[Source data]

--------

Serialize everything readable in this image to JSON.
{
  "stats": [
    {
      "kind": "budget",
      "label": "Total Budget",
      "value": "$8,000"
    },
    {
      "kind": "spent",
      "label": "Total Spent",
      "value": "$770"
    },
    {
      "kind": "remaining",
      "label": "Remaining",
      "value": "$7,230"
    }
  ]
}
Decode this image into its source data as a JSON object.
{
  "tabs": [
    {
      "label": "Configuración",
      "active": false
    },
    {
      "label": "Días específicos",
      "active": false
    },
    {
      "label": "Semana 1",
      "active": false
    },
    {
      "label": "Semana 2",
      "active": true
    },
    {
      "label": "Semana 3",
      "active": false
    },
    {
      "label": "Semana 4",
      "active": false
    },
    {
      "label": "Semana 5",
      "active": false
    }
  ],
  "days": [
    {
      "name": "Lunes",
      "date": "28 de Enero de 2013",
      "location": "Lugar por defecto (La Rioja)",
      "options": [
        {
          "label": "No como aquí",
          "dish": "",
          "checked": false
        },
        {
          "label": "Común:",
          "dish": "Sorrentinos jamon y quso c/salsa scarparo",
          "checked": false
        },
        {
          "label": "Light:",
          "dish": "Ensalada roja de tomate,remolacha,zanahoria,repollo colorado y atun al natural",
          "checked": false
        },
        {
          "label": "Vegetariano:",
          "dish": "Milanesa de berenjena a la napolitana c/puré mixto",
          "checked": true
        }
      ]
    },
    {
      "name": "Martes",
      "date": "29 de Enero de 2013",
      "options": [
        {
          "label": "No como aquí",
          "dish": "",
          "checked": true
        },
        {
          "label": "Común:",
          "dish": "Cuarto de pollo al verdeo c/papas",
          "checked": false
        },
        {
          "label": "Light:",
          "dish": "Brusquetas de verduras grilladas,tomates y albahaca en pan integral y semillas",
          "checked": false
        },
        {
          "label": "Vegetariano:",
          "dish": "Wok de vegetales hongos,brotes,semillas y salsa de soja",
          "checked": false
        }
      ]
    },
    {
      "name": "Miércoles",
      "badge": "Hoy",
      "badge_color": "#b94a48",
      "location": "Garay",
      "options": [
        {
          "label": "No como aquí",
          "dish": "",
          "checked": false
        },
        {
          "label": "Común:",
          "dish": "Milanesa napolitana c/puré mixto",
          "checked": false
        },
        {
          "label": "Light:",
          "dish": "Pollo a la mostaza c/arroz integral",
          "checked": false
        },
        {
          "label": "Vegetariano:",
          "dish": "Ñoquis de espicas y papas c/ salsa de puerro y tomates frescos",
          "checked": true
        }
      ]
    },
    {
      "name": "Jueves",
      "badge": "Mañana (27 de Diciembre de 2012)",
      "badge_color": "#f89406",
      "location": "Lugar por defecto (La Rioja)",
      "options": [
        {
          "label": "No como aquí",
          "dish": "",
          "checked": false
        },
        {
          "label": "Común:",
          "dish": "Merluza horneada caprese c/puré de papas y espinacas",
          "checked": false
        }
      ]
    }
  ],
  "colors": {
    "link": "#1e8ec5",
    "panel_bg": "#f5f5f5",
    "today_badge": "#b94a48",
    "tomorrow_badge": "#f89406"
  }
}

--------

--- What to produce ---
Gather and copy every line of the data in which the string "papas" is found.

--- Response below ---
          "dish": "Cuarto de pollo al verdeo c/papas",
          "dish": "Ñoquis de espicas y papas c/ salsa de puerro y tomates frescos",
          "dish": "Merluza horneada caprese c/puré de papas y espinacas",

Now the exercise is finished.